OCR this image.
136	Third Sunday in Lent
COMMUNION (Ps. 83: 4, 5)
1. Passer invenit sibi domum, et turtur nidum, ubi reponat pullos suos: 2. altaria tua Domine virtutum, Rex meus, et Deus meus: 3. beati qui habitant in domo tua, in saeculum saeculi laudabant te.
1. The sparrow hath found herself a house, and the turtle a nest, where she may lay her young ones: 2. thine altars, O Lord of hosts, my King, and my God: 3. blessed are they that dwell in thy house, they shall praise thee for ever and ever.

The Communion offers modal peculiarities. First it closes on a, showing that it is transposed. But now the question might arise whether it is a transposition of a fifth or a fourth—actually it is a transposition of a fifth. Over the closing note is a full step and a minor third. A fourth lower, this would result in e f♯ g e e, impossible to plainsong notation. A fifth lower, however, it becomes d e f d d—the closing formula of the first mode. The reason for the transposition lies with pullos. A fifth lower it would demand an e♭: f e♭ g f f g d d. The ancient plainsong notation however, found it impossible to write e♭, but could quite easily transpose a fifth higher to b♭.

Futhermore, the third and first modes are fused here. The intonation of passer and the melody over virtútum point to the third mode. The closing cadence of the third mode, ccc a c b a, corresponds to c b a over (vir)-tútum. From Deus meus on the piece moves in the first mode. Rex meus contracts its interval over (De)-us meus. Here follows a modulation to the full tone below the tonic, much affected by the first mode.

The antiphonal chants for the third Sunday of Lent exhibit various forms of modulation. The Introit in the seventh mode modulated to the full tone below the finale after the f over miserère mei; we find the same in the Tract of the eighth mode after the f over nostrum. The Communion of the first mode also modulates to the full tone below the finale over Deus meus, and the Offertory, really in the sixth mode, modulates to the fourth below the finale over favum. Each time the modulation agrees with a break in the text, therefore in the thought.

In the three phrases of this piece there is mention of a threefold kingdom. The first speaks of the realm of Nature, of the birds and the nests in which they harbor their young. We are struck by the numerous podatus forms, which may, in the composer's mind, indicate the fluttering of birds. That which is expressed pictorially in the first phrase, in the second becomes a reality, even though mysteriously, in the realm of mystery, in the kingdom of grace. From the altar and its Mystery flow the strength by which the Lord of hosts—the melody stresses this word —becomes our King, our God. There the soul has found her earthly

☆ ☆ ☆ ☆ ☆ ☆ ☆

● **The request**:
Type out the whole listing above again, exactly as it stands.

● **Solution to this problem**:
OCR this image.
136	Third Sunday in Lent
COMMUNION (Ps. 83: 4, 5)
1. Passer invenit sibi domum, et turtur nidum, ubi reponat pullos suos: 2. altaria tua Domine virtutum, Rex meus, et Deus meus: 3. beati qui habitant in domo tua, in saeculum saeculi laudabant te.
1. The sparrow hath found herself a house, and the turtle a nest, where she may lay her young ones: 2. thine altars, O Lord of hosts, my King, and my God: 3. blessed are they that dwell in thy house, they shall praise thee for ever and ever.

The Communion offers modal peculiarities. First it closes on a, showing that it is transposed. But now the question might arise whether it is a transposition of a fifth or a fourth—actually it is a transposition of a fifth. Over the closing note is a full step and a minor third. A fourth lower, this would result in e f♯ g e e, impossible to plainsong notation. A fifth lower, however, it becomes d e f d d—the closing formula of the first mode. The reason for the transposition lies with pullos. A fifth lower it would demand an e♭: f e♭ g f f g d d. The ancient plainsong notation however, found it impossible to write e♭, but could quite easily transpose a fifth higher to b♭.

Futhermore, the third and first modes are fused here. The intonation of passer and the melody over virtútum point to the third mode. The closing cadence of the third mode, ccc a c b a, corresponds to c b a over (vir)-tútum. From Deus meus on the piece moves in the first mode. Rex meus contracts its interval over (De)-us meus. Here follows a modulation to the full tone below the tonic, much affected by the first mode.

The antiphonal chants for the third Sunday of Lent exhibit various forms of modulation. The Introit in the seventh mode modulated to the full tone below the finale after the f over miserère mei; we find the same in the Tract of the eighth mode after the f over nostrum. The Communion of the first mode also modulates to the full tone below the finale over Deus meus, and the Offertory, really in the sixth mode, modulates to the fourth below the finale over favum. Each time the modulation agrees with a break in the text, therefore in the thought.

In the three phrases of this piece there is mention of a threefold kingdom. The first speaks of the realm of Nature, of the birds and the nests in which they harbor their young. We are struck by the numerous podatus forms, which may, in the composer's mind, indicate the fluttering of birds. That which is expressed pictorially in the first phrase, in the second becomes a reality, even though mysteriously, in the realm of mystery, in the kingdom of grace. From the altar and its Mystery flow the strength by which the Lord of hosts—the melody stresses this word —becomes our King, our God. There the soul has found her earthly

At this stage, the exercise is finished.